> [WHAT IS NEEDED]:
All records below must be retyped exactly.

--- Start of DATA LINES ---

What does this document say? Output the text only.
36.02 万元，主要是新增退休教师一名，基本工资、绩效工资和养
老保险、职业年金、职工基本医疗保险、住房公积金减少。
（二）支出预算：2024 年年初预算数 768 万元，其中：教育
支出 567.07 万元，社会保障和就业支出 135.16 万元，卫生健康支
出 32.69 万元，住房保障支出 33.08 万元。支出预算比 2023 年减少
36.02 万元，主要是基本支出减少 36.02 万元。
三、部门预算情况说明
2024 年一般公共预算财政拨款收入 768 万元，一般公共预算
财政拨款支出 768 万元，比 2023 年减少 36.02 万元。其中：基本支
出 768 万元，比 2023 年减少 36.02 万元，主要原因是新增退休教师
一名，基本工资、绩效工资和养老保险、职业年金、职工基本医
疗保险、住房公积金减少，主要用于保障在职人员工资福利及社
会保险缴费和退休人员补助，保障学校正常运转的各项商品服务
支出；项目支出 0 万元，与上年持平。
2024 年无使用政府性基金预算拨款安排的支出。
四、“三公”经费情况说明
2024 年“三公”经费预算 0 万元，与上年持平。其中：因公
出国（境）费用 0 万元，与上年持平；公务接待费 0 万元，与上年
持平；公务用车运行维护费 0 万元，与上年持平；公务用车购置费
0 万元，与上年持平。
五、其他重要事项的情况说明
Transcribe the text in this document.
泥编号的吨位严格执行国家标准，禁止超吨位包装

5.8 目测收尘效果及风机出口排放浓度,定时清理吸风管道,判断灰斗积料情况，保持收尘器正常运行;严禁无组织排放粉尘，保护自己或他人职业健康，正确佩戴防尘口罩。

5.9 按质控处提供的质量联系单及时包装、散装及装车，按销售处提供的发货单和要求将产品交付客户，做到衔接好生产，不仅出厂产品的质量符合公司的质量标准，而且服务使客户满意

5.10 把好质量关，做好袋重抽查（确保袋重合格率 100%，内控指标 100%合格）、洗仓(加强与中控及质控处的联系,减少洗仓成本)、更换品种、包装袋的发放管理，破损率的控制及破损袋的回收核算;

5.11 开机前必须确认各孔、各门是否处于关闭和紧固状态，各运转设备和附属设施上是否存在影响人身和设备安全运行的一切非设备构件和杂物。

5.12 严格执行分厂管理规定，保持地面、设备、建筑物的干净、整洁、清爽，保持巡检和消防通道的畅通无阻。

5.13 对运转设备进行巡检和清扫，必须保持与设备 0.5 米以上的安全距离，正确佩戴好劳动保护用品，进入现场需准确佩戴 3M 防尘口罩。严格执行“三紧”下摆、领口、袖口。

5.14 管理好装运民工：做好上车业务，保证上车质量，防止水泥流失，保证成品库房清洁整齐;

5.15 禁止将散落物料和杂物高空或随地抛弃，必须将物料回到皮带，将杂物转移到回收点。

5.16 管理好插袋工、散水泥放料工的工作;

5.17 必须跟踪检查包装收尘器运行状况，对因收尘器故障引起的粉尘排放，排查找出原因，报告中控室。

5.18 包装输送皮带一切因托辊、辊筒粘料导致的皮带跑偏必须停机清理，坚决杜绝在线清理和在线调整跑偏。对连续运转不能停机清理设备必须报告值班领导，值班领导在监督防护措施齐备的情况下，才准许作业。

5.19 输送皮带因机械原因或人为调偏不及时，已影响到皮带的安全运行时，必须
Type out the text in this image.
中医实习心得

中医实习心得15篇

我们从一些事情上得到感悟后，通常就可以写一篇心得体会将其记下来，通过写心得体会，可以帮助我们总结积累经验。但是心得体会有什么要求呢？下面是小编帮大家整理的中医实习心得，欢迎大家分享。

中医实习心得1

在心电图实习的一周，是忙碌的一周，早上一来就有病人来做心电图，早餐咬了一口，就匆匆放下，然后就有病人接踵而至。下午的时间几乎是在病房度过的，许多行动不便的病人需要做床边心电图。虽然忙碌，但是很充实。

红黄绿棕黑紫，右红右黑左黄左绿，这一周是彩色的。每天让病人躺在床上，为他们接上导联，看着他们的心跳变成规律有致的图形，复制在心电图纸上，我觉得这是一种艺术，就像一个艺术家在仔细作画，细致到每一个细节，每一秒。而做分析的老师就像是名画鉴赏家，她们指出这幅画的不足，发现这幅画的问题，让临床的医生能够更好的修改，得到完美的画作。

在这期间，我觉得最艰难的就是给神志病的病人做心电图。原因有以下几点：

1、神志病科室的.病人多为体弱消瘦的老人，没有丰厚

--- End of DATA LINES ---

> [REPLY]:
What does this document say? Output the text only.
36.02 万元，主要是新增退休教师一名，基本工资、绩效工资和养
老保险、职业年金、职工基本医疗保险、住房公积金减少。
（二）支出预算：2024 年年初预算数 768 万元，其中：教育
支出 567.07 万元，社会保障和就业支出 135.16 万元，卫生健康支
出 32.69 万元，住房保障支出 33.08 万元。支出预算比 2023 年减少
36.02 万元，主要是基本支出减少 36.02 万元。
三、部门预算情况说明
2024 年一般公共预算财政拨款收入 768 万元，一般公共预算
财政拨款支出 768 万元，比 2023 年减少 36.02 万元。其中：基本支
出 768 万元，比 2023 年减少 36.02 万元，主要原因是新增退休教师
一名，基本工资、绩效工资和养老保险、职业年金、职工基本医
疗保险、住房公积金减少，主要用于保障在职人员工资福利及社
会保险缴费和退休人员补助，保障学校正常运转的各项商品服务
支出；项目支出 0 万元，与上年持平。
2024 年无使用政府性基金预算拨款安排的支出。
四、“三公”经费情况说明
2024 年“三公”经费预算 0 万元，与上年持平。其中：因公
出国（境）费用 0 万元，与上年持平；公务接待费 0 万元，与上年
持平；公务用车运行维护费 0 万元，与上年持平；公务用车购置费
0 万元，与上年持平。
五、其他重要事项的情况说明
Transcribe the text in this document.
泥编号的吨位严格执行国家标准，禁止超吨位包装

5.8 目测收尘效果及风机出口排放浓度,定时清理吸风管道,判断灰斗积料情况，保持收尘器正常运行;严禁无组织排放粉尘，保护自己或他人职业健康，正确佩戴防尘口罩。

5.9 按质控处提供的质量联系单及时包装、散装及装车，按销售处提供的发货单和要求将产品交付客户，做到衔接好生产，不仅出厂产品的质量符合公司的质量标准，而且服务使客户满意

5.10 把好质量关，做好袋重抽查（确保袋重合格率 100%，内控指标 100%合格）、洗仓(加强与中控及质控处的联系,减少洗仓成本)、更换品种、包装袋的发放管理，破损率的控制及破损袋的回收核算;

5.11 开机前必须确认各孔、各门是否处于关闭和紧固状态，各运转设备和附属设施上是否存在影响人身和设备安全运行的一切非设备构件和杂物。

5.12 严格执行分厂管理规定，保持地面、设备、建筑物的干净、整洁、清爽，保持巡检和消防通道的畅通无阻。

5.13 对运转设备进行巡检和清扫，必须保持与设备 0.5 米以上的安全距离，正确佩戴好劳动保护用品，进入现场需准确佩戴 3M 防尘口罩。严格执行“三紧”下摆、领口、袖口。

5.14 管理好装运民工：做好上车业务，保证上车质量，防止水泥流失，保证成品库房清洁整齐;

5.15 禁止将散落物料和杂物高空或随地抛弃，必须将物料回到皮带，将杂物转移到回收点。

5.16 管理好插袋工、散水泥放料工的工作;

5.17 必须跟踪检查包装收尘器运行状况，对因收尘器故障引起的粉尘排放，排查找出原因，报告中控室。

5.18 包装输送皮带一切因托辊、辊筒粘料导致的皮带跑偏必须停机清理，坚决杜绝在线清理和在线调整跑偏。对连续运转不能停机清理设备必须报告值班领导，值班领导在监督防护措施齐备的情况下，才准许作业。

5.19 输送皮带因机械原因或人为调偏不及时，已影响到皮带的安全运行时，必须
Type out the text in this image.
中医实习心得

中医实习心得15篇

我们从一些事情上得到感悟后，通常就可以写一篇心得体会将其记下来，通过写心得体会，可以帮助我们总结积累经验。但是心得体会有什么要求呢？下面是小编帮大家整理的中医实习心得，欢迎大家分享。

中医实习心得1

在心电图实习的一周，是忙碌的一周，早上一来就有病人来做心电图，早餐咬了一口，就匆匆放下，然后就有病人接踵而至。下午的时间几乎是在病房度过的，许多行动不便的病人需要做床边心电图。虽然忙碌，但是很充实。

红黄绿棕黑紫，右红右黑左黄左绿，这一周是彩色的。每天让病人躺在床上，为他们接上导联，看着他们的心跳变成规律有致的图形，复制在心电图纸上，我觉得这是一种艺术，就像一个艺术家在仔细作画，细致到每一个细节，每一秒。而做分析的老师就像是名画鉴赏家，她们指出这幅画的不足，发现这幅画的问题，让临床的医生能够更好的修改，得到完美的画作。

在这期间，我觉得最艰难的就是给神志病的病人做心电图。原因有以下几点：

1、神志病科室的.病人多为体弱消瘦的老人，没有丰厚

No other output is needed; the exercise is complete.